WHAT YOU NEED TO DO: Show only lines that include "tunnin".

DATA SECTION:
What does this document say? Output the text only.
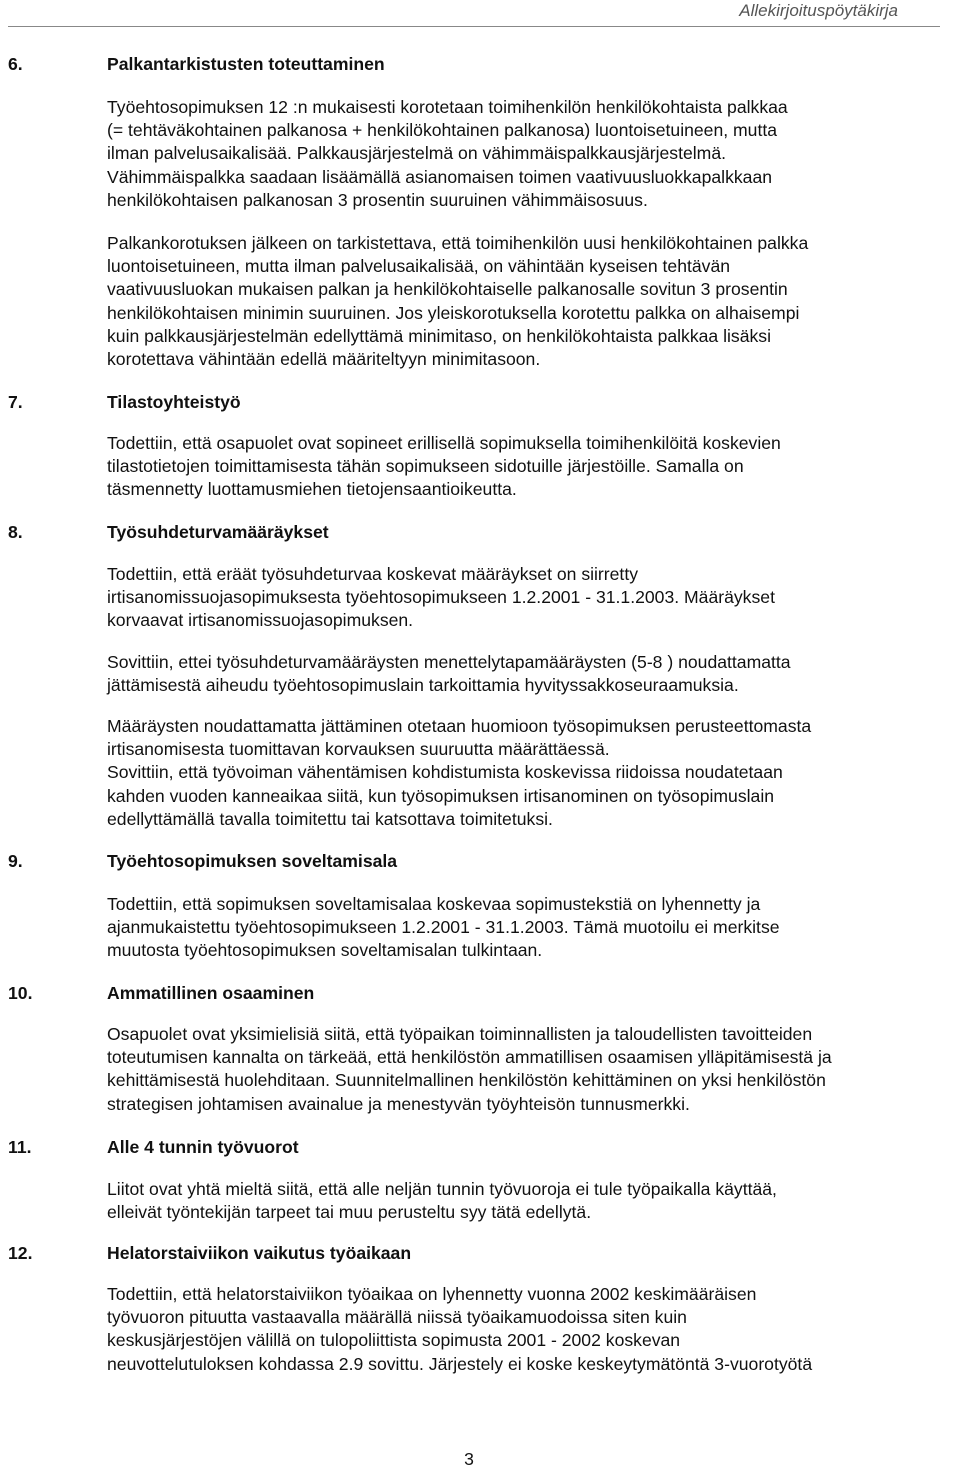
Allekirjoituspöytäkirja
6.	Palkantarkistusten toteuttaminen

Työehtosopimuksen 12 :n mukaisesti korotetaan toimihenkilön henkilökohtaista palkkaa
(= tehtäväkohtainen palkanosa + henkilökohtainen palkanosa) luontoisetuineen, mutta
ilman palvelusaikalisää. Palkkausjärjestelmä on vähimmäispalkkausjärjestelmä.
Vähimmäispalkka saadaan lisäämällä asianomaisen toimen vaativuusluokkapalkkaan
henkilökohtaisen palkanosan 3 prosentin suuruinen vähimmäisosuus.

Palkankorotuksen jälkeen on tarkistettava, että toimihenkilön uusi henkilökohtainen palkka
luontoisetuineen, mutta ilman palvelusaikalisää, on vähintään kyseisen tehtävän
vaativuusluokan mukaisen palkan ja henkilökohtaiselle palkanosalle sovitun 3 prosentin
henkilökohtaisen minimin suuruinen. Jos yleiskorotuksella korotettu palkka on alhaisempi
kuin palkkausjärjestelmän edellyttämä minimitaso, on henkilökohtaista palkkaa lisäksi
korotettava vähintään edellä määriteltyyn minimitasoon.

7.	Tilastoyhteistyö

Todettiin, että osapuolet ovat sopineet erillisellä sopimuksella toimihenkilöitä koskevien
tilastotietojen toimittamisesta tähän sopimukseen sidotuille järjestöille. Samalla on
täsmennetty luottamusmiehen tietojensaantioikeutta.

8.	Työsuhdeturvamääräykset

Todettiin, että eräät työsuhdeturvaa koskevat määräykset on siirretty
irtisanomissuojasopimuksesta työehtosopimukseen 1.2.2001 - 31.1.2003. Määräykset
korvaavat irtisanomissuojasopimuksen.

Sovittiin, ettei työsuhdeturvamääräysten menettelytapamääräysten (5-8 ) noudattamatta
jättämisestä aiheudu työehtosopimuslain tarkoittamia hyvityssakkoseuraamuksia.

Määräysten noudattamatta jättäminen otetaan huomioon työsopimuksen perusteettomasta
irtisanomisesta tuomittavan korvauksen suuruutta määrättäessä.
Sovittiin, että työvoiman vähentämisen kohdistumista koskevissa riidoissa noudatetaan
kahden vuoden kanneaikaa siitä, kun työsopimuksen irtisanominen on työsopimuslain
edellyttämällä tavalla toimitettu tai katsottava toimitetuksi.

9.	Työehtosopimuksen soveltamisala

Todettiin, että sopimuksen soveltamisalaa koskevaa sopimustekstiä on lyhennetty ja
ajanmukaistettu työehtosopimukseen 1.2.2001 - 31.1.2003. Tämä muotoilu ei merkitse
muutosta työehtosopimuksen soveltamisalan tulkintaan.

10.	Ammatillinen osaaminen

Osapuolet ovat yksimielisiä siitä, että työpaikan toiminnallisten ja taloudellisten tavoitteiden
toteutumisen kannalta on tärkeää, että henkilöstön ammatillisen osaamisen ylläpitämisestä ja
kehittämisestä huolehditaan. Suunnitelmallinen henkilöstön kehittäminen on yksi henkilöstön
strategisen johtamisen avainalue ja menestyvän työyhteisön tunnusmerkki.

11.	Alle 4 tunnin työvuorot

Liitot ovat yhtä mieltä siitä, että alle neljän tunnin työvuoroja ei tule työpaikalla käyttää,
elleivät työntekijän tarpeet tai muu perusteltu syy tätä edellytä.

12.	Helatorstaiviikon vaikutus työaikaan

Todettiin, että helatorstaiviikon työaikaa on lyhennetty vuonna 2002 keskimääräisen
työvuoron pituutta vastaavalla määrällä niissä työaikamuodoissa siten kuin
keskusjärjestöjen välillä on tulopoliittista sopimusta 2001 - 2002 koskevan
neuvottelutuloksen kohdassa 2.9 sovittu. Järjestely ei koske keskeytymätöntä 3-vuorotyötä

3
---
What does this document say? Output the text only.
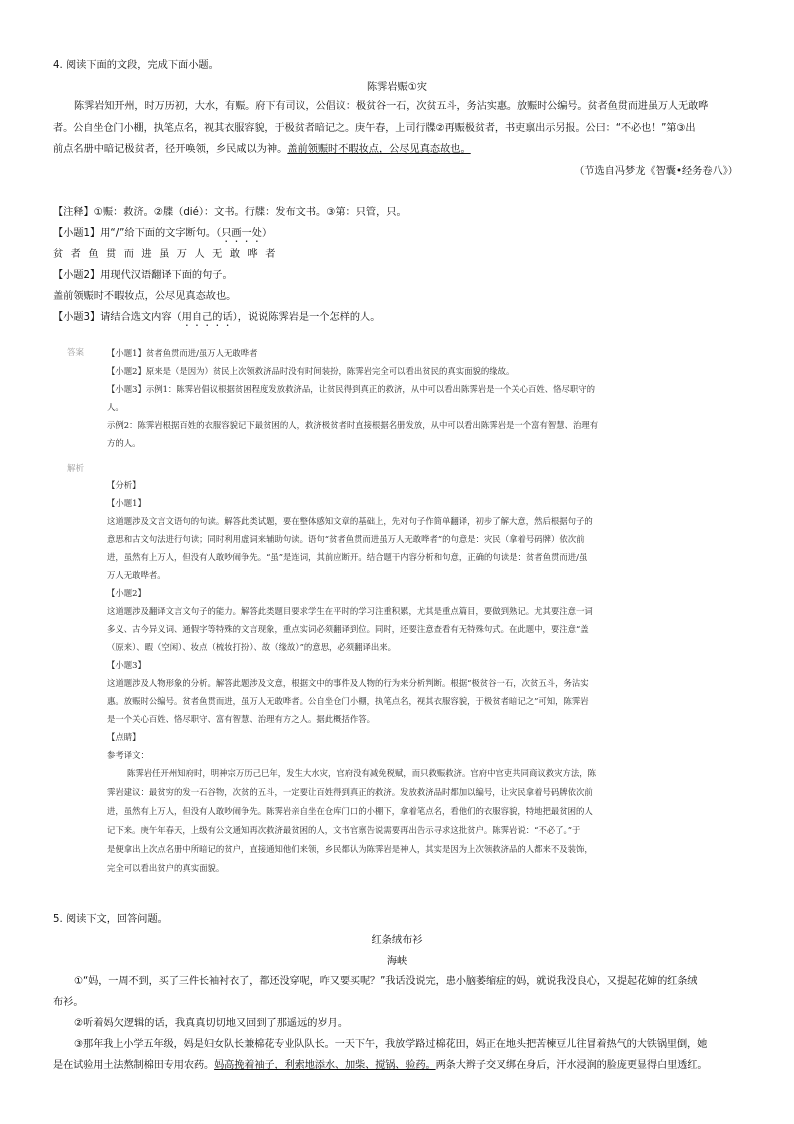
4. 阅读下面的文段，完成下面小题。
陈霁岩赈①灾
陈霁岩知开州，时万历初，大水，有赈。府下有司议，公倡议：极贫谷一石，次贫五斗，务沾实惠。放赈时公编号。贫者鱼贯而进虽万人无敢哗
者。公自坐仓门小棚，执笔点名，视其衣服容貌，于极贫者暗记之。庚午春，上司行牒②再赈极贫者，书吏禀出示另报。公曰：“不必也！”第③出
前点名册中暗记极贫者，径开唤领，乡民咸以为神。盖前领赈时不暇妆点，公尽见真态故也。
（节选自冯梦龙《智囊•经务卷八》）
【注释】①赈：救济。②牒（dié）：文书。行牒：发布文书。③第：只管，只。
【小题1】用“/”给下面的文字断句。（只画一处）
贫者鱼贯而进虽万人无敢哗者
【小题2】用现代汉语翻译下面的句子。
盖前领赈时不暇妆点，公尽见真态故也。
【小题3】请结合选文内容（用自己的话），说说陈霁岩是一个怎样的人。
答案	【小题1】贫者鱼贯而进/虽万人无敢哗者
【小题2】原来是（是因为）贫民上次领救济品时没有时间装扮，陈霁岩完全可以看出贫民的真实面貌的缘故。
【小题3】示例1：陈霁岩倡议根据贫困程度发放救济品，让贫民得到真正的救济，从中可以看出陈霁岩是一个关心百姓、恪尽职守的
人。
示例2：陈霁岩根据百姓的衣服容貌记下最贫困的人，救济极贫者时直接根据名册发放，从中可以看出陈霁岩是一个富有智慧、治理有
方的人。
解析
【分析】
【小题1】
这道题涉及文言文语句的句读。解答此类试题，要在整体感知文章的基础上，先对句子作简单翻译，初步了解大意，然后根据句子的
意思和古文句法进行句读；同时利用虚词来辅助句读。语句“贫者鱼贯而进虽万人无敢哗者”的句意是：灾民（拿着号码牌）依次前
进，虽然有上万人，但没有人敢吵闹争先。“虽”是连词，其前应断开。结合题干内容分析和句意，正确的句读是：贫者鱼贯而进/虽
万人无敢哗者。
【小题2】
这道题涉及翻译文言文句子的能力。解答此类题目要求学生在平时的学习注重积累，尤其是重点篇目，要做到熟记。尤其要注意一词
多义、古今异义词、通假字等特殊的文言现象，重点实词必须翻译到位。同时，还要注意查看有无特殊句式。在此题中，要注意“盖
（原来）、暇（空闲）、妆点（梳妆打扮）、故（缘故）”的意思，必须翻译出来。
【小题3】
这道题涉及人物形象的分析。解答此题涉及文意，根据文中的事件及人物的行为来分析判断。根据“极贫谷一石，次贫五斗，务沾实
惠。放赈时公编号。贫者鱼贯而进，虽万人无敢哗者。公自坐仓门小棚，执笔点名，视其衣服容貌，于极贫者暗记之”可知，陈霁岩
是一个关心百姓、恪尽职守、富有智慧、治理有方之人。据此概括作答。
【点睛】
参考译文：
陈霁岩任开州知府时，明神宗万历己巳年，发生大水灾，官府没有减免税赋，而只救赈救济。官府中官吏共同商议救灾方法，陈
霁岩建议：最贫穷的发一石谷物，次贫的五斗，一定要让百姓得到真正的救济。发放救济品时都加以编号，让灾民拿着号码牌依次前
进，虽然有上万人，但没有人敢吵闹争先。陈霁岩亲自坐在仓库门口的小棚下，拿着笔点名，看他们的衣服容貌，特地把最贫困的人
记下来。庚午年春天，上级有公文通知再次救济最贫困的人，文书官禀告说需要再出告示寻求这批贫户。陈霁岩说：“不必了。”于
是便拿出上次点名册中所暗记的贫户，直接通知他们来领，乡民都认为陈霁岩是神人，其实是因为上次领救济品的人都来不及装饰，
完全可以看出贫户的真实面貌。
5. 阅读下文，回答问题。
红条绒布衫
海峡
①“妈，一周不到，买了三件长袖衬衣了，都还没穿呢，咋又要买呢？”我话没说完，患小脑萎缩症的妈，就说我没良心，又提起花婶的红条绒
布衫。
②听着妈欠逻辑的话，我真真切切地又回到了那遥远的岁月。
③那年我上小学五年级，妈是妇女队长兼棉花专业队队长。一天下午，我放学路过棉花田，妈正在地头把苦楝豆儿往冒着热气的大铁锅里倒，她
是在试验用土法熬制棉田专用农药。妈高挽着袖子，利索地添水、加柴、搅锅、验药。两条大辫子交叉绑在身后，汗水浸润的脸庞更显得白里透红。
==
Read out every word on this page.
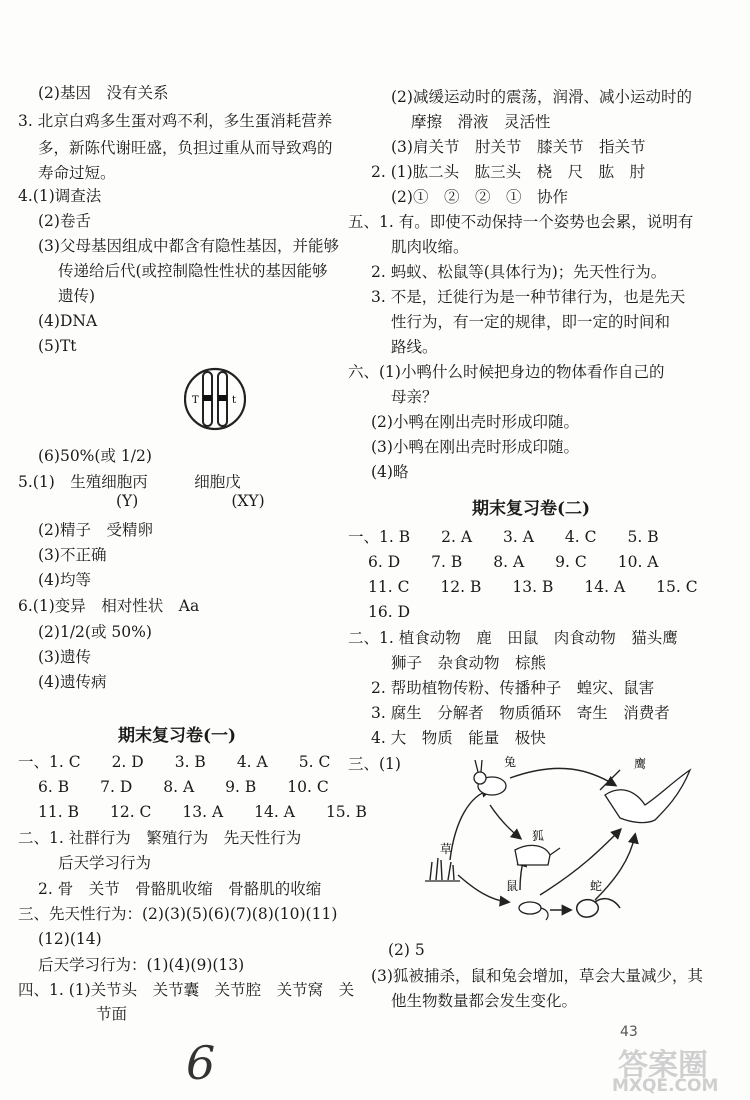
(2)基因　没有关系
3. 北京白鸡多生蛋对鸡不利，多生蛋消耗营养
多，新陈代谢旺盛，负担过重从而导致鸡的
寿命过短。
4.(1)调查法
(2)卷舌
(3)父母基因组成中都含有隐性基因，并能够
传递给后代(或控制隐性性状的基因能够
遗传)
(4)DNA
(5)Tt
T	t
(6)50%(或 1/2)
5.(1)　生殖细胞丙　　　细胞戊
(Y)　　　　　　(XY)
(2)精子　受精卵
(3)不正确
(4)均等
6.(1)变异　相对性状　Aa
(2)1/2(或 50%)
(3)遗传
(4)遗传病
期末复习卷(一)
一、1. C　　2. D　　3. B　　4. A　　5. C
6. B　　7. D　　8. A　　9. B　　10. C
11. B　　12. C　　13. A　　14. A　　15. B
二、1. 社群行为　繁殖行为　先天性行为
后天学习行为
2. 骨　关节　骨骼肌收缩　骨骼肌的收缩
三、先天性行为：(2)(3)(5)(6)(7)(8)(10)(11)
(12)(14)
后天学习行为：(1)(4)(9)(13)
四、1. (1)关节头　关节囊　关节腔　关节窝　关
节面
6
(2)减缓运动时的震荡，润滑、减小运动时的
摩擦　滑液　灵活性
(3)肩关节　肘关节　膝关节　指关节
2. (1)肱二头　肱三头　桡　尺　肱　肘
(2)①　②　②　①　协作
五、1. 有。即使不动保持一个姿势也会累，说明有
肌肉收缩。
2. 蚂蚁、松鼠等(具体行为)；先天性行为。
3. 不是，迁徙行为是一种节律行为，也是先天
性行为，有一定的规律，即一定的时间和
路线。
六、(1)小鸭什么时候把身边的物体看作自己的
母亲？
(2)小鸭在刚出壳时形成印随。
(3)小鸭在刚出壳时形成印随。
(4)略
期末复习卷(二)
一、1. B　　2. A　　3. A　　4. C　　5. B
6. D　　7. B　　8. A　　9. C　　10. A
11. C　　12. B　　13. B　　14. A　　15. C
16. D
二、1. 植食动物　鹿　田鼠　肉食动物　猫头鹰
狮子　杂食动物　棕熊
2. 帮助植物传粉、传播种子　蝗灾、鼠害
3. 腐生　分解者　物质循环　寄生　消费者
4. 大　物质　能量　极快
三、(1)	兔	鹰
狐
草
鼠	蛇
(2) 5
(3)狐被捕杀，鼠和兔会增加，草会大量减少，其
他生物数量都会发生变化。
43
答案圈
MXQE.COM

FULL SOLUTION:
11.	Alle 4 tunnin työvuorot
Liitot ovat yhtä mieltä siitä, että alle neljän tunnin työvuoroja ei tule työpaikalla käyttää,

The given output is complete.